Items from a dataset
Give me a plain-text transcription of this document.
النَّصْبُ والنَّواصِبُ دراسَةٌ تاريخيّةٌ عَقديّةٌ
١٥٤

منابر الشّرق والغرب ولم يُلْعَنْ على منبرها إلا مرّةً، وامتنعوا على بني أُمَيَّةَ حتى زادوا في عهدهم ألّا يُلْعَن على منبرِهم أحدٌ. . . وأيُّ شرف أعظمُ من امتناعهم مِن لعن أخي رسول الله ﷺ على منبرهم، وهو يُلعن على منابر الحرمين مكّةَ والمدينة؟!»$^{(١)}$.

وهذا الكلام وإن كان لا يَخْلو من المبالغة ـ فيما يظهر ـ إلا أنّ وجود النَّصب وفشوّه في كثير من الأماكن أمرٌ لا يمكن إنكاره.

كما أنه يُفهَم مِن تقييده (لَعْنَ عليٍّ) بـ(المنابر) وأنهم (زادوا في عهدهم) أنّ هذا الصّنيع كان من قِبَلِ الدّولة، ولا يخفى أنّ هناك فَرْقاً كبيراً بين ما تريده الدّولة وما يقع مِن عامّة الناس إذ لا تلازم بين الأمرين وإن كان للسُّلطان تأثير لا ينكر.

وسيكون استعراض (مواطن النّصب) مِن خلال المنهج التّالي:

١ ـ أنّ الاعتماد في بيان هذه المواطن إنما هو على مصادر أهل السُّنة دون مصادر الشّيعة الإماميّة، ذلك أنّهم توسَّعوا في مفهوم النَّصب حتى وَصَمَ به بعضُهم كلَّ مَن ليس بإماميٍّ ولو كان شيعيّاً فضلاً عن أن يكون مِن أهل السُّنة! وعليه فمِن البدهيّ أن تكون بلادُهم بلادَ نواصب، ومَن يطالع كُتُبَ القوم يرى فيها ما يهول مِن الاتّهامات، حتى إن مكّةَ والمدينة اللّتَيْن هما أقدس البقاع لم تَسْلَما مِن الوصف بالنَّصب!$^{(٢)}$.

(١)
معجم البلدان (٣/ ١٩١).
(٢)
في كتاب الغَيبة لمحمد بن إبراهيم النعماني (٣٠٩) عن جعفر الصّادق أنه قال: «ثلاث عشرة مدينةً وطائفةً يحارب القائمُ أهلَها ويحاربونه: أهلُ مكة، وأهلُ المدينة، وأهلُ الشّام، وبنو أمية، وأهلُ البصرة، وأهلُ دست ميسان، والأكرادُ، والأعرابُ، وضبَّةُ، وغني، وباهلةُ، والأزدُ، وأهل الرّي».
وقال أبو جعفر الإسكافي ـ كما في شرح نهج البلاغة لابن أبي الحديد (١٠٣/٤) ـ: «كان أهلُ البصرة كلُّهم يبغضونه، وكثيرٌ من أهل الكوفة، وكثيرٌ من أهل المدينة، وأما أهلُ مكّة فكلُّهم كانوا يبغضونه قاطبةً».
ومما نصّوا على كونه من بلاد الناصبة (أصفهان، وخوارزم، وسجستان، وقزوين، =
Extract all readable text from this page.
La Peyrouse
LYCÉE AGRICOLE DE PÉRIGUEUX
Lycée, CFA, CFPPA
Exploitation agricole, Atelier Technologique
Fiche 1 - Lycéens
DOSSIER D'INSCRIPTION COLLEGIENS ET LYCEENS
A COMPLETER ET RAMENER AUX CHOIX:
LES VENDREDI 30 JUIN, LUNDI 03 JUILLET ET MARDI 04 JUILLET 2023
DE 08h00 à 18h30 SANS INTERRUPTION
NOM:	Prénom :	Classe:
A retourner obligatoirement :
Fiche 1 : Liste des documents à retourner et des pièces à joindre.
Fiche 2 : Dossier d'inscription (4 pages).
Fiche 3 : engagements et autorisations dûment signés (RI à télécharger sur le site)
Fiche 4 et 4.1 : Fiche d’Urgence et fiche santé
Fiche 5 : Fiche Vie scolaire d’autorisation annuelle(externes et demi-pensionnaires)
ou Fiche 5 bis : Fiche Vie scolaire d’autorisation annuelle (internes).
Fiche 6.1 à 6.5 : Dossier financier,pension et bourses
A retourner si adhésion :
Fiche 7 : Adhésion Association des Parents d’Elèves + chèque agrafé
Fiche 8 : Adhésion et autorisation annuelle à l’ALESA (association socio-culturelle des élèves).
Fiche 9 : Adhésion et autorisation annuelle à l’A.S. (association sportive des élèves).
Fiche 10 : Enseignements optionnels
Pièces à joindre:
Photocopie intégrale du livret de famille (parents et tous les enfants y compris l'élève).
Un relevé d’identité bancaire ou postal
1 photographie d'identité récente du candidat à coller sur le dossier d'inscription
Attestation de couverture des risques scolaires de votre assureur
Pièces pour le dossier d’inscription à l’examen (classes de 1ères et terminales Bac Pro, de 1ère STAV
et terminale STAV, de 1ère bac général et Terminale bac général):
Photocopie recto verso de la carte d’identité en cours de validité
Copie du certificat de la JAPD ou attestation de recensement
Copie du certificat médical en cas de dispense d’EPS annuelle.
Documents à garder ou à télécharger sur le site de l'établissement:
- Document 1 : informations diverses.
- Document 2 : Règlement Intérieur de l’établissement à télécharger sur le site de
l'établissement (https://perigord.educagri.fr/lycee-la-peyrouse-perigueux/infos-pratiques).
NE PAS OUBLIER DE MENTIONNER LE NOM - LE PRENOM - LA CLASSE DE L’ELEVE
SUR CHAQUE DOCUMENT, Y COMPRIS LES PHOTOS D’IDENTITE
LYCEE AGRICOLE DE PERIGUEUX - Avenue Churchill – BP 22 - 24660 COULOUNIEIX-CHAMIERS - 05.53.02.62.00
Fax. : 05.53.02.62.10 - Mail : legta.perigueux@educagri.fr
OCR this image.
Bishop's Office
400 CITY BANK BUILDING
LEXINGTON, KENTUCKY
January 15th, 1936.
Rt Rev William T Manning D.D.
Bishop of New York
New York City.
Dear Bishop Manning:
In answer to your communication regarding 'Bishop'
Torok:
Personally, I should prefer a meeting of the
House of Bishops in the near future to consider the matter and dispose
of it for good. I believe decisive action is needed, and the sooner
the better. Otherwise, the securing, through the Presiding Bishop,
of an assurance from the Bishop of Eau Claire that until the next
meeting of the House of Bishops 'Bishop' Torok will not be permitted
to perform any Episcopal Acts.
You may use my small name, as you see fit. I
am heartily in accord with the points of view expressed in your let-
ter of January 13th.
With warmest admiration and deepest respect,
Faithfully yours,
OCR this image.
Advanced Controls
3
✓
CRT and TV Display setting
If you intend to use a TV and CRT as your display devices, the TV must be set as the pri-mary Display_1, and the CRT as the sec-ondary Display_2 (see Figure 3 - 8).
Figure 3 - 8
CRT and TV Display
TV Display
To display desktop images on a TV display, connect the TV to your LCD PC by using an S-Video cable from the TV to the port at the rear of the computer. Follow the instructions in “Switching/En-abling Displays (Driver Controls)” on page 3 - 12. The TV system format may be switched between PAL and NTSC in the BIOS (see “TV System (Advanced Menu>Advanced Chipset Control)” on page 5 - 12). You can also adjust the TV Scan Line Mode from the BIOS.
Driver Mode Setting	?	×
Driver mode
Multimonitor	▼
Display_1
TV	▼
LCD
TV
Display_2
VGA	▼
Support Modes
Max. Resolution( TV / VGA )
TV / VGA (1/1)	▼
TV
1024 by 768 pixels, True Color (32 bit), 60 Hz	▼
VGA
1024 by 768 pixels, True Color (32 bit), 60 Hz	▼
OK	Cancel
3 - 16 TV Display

# [Direction]
Write out the listing once more, matching it exactly.

# [Task solution]
Give me a plain-text transcription of this document.
النَّصْبُ والنَّواصِبُ دراسَةٌ تاريخيّةٌ عَقديّةٌ
١٥٤

منابر الشّرق والغرب ولم يُلْعَنْ على منبرها إلا مرّةً، وامتنعوا على بني أُمَيَّةَ حتى زادوا في عهدهم ألّا يُلْعَن على منبرِهم أحدٌ. . . وأيُّ شرف أعظمُ من امتناعهم مِن لعن أخي رسول الله ﷺ على منبرهم، وهو يُلعن على منابر الحرمين مكّةَ والمدينة؟!»$^{(١)}$.

وهذا الكلام وإن كان لا يَخْلو من المبالغة ـ فيما يظهر ـ إلا أنّ وجود النَّصب وفشوّه في كثير من الأماكن أمرٌ لا يمكن إنكاره.

كما أنه يُفهَم مِن تقييده (لَعْنَ عليٍّ) بـ(المنابر) وأنهم (زادوا في عهدهم) أنّ هذا الصّنيع كان من قِبَلِ الدّولة، ولا يخفى أنّ هناك فَرْقاً كبيراً بين ما تريده الدّولة وما يقع مِن عامّة الناس إذ لا تلازم بين الأمرين وإن كان للسُّلطان تأثير لا ينكر.

وسيكون استعراض (مواطن النّصب) مِن خلال المنهج التّالي:

١ ـ أنّ الاعتماد في بيان هذه المواطن إنما هو على مصادر أهل السُّنة دون مصادر الشّيعة الإماميّة، ذلك أنّهم توسَّعوا في مفهوم النَّصب حتى وَصَمَ به بعضُهم كلَّ مَن ليس بإماميٍّ ولو كان شيعيّاً فضلاً عن أن يكون مِن أهل السُّنة! وعليه فمِن البدهيّ أن تكون بلادُهم بلادَ نواصب، ومَن يطالع كُتُبَ القوم يرى فيها ما يهول مِن الاتّهامات، حتى إن مكّةَ والمدينة اللّتَيْن هما أقدس البقاع لم تَسْلَما مِن الوصف بالنَّصب!$^{(٢)}$.

(١)
معجم البلدان (٣/ ١٩١).
(٢)
في كتاب الغَيبة لمحمد بن إبراهيم النعماني (٣٠٩) عن جعفر الصّادق أنه قال: «ثلاث عشرة مدينةً وطائفةً يحارب القائمُ أهلَها ويحاربونه: أهلُ مكة، وأهلُ المدينة، وأهلُ الشّام، وبنو أمية، وأهلُ البصرة، وأهلُ دست ميسان، والأكرادُ، والأعرابُ، وضبَّةُ، وغني، وباهلةُ، والأزدُ، وأهل الرّي».
وقال أبو جعفر الإسكافي ـ كما في شرح نهج البلاغة لابن أبي الحديد (١٠٣/٤) ـ: «كان أهلُ البصرة كلُّهم يبغضونه، وكثيرٌ من أهل الكوفة، وكثيرٌ من أهل المدينة، وأما أهلُ مكّة فكلُّهم كانوا يبغضونه قاطبةً».
ومما نصّوا على كونه من بلاد الناصبة (أصفهان، وخوارزم، وسجستان، وقزوين، =
Extract all readable text from this page.
La Peyrouse
LYCÉE AGRICOLE DE PÉRIGUEUX
Lycée, CFA, CFPPA
Exploitation agricole, Atelier Technologique
Fiche 1 - Lycéens
DOSSIER D'INSCRIPTION COLLEGIENS ET LYCEENS
A COMPLETER ET RAMENER AUX CHOIX:
LES VENDREDI 30 JUIN, LUNDI 03 JUILLET ET MARDI 04 JUILLET 2023
DE 08h00 à 18h30 SANS INTERRUPTION
NOM:	Prénom :	Classe:
A retourner obligatoirement :
Fiche 1 : Liste des documents à retourner et des pièces à joindre.
Fiche 2 : Dossier d'inscription (4 pages).
Fiche 3 : engagements et autorisations dûment signés (RI à télécharger sur le site)
Fiche 4 et 4.1 : Fiche d’Urgence et fiche santé
Fiche 5 : Fiche Vie scolaire d’autorisation annuelle(externes et demi-pensionnaires)
ou Fiche 5 bis : Fiche Vie scolaire d’autorisation annuelle (internes).
Fiche 6.1 à 6.5 : Dossier financier,pension et bourses
A retourner si adhésion :
Fiche 7 : Adhésion Association des Parents d’Elèves + chèque agrafé
Fiche 8 : Adhésion et autorisation annuelle à l’ALESA (association socio-culturelle des élèves).
Fiche 9 : Adhésion et autorisation annuelle à l’A.S. (association sportive des élèves).
Fiche 10 : Enseignements optionnels
Pièces à joindre:
Photocopie intégrale du livret de famille (parents et tous les enfants y compris l'élève).
Un relevé d’identité bancaire ou postal
1 photographie d'identité récente du candidat à coller sur le dossier d'inscription
Attestation de couverture des risques scolaires de votre assureur
Pièces pour le dossier d’inscription à l’examen (classes de 1ères et terminales Bac Pro, de 1ère STAV
et terminale STAV, de 1ère bac général et Terminale bac général):
Photocopie recto verso de la carte d’identité en cours de validité
Copie du certificat de la JAPD ou attestation de recensement
Copie du certificat médical en cas de dispense d’EPS annuelle.
Documents à garder ou à télécharger sur le site de l'établissement:
- Document 1 : informations diverses.
- Document 2 : Règlement Intérieur de l’établissement à télécharger sur le site de
l'établissement (https://perigord.educagri.fr/lycee-la-peyrouse-perigueux/infos-pratiques).
NE PAS OUBLIER DE MENTIONNER LE NOM - LE PRENOM - LA CLASSE DE L’ELEVE
SUR CHAQUE DOCUMENT, Y COMPRIS LES PHOTOS D’IDENTITE
LYCEE AGRICOLE DE PERIGUEUX - Avenue Churchill – BP 22 - 24660 COULOUNIEIX-CHAMIERS - 05.53.02.62.00
Fax. : 05.53.02.62.10 - Mail : legta.perigueux@educagri.fr
OCR this image.
Bishop's Office
400 CITY BANK BUILDING
LEXINGTON, KENTUCKY
January 15th, 1936.
Rt Rev William T Manning D.D.
Bishop of New York
New York City.
Dear Bishop Manning:
In answer to your communication regarding 'Bishop'
Torok:
Personally, I should prefer a meeting of the
House of Bishops in the near future to consider the matter and dispose
of it for good. I believe decisive action is needed, and the sooner
the better. Otherwise, the securing, through the Presiding Bishop,
of an assurance from the Bishop of Eau Claire that until the next
meeting of the House of Bishops 'Bishop' Torok will not be permitted
to perform any Episcopal Acts.
You may use my small name, as you see fit. I
am heartily in accord with the points of view expressed in your let-
ter of January 13th.
With warmest admiration and deepest respect,
Faithfully yours,
OCR this image.
Advanced Controls
3
✓
CRT and TV Display setting
If you intend to use a TV and CRT as your display devices, the TV must be set as the pri-mary Display_1, and the CRT as the sec-ondary Display_2 (see Figure 3 - 8).
Figure 3 - 8
CRT and TV Display
TV Display
To display desktop images on a TV display, connect the TV to your LCD PC by using an S-Video cable from the TV to the port at the rear of the computer. Follow the instructions in “Switching/En-abling Displays (Driver Controls)” on page 3 - 12. The TV system format may be switched between PAL and NTSC in the BIOS (see “TV System (Advanced Menu>Advanced Chipset Control)” on page 5 - 12). You can also adjust the TV Scan Line Mode from the BIOS.
Driver Mode Setting	?	×
Driver mode
Multimonitor	▼
Display_1
TV	▼
LCD
TV
Display_2
VGA	▼
Support Modes
Max. Resolution( TV / VGA )
TV / VGA (1/1)	▼
TV
1024 by 768 pixels, True Color (32 bit), 60 Hz	▼
VGA
1024 by 768 pixels, True Color (32 bit), 60 Hz	▼
OK	Cancel
3 - 16 TV Display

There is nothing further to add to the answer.